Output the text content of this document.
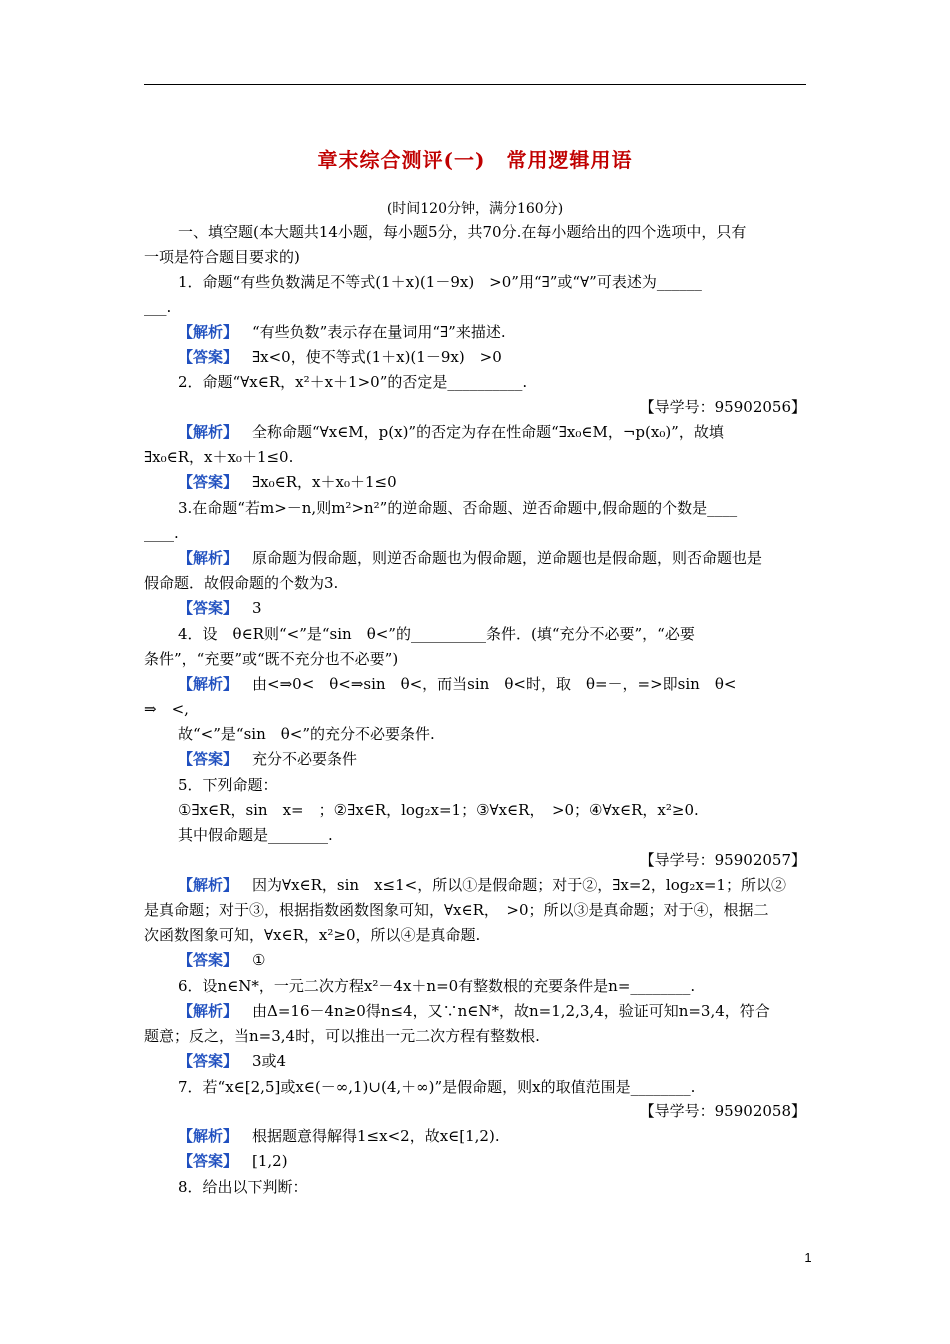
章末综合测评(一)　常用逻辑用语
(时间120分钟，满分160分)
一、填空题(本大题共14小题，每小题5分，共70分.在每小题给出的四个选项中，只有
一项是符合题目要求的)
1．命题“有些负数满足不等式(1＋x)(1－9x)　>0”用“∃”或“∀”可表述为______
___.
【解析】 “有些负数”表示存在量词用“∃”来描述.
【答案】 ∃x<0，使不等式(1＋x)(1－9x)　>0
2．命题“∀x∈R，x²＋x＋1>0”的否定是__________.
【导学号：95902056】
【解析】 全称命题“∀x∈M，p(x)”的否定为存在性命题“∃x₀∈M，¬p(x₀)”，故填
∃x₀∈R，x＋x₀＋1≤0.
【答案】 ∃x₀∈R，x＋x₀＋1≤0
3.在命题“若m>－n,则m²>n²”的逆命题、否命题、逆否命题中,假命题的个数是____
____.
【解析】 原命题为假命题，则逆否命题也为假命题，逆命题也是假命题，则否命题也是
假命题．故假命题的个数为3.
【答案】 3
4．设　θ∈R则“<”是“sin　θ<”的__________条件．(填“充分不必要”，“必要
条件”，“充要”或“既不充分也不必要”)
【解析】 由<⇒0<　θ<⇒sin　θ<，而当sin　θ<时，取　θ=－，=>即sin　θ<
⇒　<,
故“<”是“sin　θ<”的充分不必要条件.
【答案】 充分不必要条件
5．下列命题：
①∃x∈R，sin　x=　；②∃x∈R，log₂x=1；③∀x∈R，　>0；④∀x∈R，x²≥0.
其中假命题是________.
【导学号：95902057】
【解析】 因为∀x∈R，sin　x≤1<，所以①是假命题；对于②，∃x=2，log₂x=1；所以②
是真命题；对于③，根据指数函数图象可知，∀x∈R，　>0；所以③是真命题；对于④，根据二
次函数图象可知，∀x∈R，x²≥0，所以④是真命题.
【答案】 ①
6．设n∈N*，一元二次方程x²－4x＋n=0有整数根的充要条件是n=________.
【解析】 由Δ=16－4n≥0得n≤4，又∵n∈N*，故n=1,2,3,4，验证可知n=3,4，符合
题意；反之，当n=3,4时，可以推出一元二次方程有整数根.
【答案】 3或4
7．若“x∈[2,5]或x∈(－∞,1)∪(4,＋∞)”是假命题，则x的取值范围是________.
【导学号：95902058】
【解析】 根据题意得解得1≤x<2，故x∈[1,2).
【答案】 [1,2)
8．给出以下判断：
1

+ + + + +

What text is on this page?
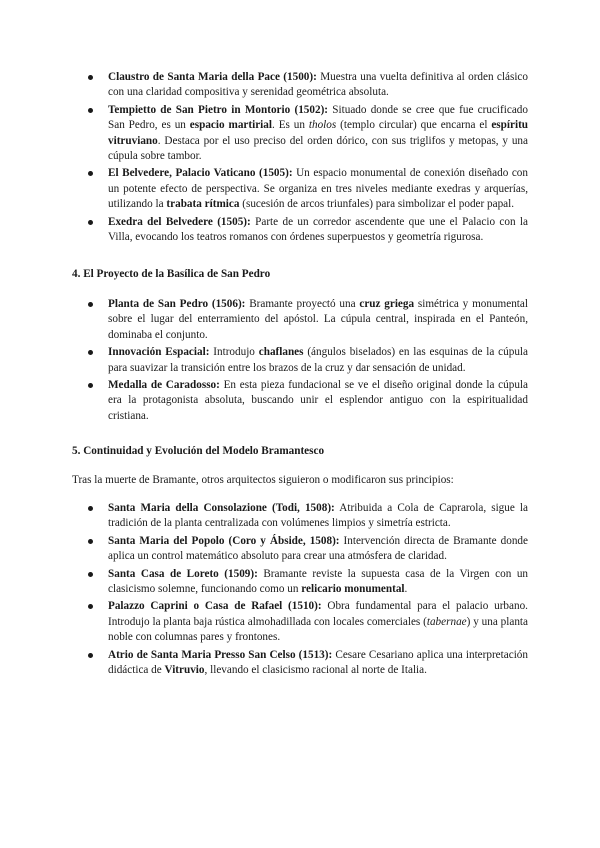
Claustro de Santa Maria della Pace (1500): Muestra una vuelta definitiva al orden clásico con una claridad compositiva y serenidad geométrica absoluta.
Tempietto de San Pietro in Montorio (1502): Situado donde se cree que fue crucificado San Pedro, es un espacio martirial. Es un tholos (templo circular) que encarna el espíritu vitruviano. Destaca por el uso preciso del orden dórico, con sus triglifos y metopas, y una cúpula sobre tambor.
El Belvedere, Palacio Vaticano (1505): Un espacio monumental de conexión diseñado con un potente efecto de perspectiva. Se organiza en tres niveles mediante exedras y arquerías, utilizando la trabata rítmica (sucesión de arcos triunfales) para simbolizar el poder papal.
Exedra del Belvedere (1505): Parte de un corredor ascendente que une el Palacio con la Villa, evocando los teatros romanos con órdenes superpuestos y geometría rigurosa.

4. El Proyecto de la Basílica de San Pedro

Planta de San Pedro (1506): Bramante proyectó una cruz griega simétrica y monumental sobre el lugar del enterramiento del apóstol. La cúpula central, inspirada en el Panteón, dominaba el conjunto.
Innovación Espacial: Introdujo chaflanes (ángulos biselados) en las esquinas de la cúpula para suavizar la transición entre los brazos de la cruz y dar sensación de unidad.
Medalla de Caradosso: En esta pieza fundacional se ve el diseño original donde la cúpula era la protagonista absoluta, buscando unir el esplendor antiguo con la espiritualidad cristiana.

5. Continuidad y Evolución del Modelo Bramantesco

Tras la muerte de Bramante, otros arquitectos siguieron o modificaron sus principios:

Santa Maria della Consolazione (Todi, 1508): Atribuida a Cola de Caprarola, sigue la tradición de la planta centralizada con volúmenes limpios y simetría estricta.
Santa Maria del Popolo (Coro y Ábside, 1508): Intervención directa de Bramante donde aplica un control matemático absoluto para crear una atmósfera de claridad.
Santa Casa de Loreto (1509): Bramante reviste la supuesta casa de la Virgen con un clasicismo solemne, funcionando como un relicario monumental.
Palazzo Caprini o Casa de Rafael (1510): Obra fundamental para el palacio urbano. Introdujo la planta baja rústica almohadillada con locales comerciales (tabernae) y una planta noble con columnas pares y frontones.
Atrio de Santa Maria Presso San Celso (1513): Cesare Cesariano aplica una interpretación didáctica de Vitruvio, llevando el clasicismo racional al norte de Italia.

+ + + + +

■ **TASK DETAILS**
Copy each line of the listing that holds the word "clasicismo".

■ **EXERCISE ANSWER**
Santa Casa de Loreto (1509): Bramante reviste la supuesta casa de la Virgen con un clasicismo solemne, funcionando como un relicario monumental.
Atrio de Santa Maria Presso San Celso (1513): Cesare Cesariano aplica una interpretación didáctica de Vitruvio, llevando el clasicismo racional al norte de Italia.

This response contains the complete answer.